Task objective: Copy every line of the following data that includes the string "injections".

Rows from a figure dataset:

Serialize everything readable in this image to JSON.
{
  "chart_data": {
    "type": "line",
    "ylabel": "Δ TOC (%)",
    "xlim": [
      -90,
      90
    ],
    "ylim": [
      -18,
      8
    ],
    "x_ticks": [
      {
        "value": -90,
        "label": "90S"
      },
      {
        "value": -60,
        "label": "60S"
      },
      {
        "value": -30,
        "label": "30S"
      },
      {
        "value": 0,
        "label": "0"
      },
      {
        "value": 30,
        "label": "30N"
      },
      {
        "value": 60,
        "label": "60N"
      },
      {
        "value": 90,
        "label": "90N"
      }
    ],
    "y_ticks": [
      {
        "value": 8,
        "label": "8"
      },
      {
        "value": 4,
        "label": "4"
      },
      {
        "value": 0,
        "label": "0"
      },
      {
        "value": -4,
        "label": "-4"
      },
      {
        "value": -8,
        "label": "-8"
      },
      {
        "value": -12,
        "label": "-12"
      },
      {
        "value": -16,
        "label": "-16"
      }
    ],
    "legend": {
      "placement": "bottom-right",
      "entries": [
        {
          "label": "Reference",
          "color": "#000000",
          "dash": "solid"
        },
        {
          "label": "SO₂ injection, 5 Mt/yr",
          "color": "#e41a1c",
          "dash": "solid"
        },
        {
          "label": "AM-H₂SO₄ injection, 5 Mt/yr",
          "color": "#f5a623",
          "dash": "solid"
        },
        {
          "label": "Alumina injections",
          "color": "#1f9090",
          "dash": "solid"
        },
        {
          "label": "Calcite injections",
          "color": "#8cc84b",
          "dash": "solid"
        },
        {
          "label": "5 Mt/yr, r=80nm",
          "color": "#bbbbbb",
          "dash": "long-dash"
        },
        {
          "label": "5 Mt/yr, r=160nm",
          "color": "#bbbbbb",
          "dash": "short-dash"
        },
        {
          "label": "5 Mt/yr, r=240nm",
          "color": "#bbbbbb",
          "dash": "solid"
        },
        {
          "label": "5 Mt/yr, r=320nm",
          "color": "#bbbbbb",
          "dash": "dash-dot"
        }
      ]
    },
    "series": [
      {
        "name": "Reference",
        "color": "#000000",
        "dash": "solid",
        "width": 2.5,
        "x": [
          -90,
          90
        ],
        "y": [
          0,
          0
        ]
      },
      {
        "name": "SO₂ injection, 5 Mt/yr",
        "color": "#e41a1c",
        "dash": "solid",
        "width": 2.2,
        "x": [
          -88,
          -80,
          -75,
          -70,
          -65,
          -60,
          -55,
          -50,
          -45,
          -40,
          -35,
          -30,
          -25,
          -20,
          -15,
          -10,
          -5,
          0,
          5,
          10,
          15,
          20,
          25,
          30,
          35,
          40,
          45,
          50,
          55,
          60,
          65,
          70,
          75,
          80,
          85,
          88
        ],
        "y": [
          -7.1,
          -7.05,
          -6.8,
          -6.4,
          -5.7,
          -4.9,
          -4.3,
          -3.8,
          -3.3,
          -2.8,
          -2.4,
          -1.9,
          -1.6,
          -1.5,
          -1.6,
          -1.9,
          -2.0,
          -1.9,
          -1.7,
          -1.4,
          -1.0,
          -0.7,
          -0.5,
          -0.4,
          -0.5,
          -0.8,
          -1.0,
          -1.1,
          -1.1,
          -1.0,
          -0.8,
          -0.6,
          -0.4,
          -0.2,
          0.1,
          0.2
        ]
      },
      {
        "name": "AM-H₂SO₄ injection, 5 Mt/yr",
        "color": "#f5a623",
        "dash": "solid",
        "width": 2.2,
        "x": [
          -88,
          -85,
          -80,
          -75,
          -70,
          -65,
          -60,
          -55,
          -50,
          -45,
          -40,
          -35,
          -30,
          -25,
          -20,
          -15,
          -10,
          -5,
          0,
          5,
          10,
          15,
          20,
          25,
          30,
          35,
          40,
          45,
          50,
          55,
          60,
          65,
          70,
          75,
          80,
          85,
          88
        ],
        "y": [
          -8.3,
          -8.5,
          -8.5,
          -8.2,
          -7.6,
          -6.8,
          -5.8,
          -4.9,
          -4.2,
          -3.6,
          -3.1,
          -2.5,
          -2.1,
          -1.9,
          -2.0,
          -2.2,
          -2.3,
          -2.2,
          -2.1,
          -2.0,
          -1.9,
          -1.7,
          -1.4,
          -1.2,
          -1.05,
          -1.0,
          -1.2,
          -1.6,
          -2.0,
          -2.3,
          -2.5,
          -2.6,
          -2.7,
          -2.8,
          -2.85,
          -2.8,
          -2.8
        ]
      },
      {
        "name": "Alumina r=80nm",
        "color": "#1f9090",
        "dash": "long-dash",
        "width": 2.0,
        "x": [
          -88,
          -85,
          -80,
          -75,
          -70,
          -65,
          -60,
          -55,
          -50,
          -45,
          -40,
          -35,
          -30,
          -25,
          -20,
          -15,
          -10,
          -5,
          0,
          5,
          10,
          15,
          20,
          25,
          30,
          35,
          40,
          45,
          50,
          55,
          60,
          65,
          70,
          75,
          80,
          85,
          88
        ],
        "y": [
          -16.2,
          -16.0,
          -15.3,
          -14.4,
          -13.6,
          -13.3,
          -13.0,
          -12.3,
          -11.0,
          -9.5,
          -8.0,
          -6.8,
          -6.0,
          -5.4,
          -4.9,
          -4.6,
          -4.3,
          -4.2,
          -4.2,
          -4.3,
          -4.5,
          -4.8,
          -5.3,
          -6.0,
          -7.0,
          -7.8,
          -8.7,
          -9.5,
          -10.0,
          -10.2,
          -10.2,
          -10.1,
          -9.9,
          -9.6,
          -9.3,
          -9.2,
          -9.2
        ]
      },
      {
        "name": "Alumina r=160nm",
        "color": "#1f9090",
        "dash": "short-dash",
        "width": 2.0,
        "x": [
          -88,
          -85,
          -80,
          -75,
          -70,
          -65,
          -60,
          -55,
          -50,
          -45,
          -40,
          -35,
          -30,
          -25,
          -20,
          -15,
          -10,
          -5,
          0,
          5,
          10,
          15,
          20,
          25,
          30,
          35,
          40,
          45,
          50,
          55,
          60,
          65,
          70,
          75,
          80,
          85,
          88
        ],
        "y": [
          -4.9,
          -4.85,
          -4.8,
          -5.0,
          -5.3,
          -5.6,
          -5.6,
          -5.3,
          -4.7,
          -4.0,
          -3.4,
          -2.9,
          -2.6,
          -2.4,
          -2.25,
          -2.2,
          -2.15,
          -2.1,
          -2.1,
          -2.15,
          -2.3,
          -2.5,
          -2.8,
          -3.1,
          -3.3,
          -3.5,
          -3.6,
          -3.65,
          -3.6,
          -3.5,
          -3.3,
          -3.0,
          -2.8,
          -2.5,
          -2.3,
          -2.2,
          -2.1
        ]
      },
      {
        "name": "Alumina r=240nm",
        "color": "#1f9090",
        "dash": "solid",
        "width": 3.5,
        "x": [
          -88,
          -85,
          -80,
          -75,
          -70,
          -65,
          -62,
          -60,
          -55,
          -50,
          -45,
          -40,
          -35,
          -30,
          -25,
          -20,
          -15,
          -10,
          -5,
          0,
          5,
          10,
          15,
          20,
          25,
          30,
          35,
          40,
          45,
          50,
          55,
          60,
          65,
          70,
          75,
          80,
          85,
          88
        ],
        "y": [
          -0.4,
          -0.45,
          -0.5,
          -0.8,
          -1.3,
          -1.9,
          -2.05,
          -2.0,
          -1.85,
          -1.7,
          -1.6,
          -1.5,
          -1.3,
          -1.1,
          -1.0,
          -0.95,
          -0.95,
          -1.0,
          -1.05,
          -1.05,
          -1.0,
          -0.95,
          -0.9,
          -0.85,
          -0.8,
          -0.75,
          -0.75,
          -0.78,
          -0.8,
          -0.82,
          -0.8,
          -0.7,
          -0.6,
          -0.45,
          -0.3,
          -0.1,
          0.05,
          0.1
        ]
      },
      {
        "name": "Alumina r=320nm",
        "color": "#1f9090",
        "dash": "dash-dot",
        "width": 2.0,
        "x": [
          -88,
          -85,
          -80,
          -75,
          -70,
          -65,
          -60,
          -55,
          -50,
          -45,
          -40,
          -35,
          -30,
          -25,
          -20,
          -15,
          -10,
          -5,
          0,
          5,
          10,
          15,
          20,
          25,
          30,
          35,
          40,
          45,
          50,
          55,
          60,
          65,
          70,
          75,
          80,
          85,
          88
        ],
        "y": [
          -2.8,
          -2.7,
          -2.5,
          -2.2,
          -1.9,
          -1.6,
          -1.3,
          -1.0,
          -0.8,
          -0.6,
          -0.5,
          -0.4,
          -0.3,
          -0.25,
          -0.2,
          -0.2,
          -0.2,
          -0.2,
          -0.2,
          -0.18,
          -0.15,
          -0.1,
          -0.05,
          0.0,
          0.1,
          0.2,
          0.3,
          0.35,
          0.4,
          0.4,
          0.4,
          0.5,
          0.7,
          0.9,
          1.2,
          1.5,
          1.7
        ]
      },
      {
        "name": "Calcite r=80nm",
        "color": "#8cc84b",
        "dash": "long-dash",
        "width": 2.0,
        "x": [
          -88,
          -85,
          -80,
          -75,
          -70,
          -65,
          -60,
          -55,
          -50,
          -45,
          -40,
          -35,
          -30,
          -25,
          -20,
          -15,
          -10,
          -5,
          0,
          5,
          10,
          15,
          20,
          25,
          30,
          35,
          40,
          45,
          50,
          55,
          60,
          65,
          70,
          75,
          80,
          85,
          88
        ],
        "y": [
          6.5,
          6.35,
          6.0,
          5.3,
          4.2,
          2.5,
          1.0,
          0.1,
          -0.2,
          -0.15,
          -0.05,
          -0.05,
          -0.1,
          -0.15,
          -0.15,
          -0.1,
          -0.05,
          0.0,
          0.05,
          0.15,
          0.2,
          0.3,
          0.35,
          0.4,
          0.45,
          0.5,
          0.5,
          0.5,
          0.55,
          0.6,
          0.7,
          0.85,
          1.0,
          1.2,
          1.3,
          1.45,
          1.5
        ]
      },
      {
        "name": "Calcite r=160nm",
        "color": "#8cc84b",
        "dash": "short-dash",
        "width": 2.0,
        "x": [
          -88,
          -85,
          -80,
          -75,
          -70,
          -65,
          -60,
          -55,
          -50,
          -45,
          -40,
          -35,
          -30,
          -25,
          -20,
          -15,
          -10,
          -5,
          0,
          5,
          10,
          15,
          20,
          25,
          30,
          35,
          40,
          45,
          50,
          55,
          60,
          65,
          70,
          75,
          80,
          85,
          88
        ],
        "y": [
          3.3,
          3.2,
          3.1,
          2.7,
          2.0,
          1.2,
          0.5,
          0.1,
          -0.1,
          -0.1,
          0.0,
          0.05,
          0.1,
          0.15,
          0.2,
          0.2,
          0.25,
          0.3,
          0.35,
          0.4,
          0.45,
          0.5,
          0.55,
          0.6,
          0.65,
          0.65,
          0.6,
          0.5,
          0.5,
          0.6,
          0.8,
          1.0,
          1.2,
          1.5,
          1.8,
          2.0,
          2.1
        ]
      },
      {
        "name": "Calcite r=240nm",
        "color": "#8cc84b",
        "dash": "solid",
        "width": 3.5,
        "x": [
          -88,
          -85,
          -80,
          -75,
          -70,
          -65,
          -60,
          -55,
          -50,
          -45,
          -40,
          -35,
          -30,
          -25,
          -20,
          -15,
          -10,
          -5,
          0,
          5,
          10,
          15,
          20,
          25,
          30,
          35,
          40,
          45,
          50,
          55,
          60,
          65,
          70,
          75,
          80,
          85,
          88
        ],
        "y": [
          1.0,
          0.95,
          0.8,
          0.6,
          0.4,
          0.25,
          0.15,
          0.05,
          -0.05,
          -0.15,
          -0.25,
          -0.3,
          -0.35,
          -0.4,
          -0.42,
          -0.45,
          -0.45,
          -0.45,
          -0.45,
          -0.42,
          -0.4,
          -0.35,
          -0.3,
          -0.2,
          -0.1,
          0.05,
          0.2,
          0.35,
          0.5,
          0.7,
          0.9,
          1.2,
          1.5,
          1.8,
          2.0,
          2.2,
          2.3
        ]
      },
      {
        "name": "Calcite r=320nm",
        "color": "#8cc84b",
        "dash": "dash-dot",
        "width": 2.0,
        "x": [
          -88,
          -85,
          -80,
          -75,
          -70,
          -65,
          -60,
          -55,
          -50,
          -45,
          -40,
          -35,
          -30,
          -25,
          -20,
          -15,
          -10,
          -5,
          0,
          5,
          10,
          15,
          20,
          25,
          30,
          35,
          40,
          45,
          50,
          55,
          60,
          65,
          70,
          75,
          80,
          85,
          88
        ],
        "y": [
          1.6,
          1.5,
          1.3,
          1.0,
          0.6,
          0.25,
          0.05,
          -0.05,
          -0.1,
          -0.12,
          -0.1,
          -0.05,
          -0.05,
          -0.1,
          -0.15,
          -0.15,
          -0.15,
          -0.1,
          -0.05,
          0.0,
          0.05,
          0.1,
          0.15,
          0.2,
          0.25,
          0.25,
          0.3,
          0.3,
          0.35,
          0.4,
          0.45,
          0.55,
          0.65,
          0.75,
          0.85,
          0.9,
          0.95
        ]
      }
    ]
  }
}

Task answer:
          "label": "Alumina injections",
          "label": "Calcite injections",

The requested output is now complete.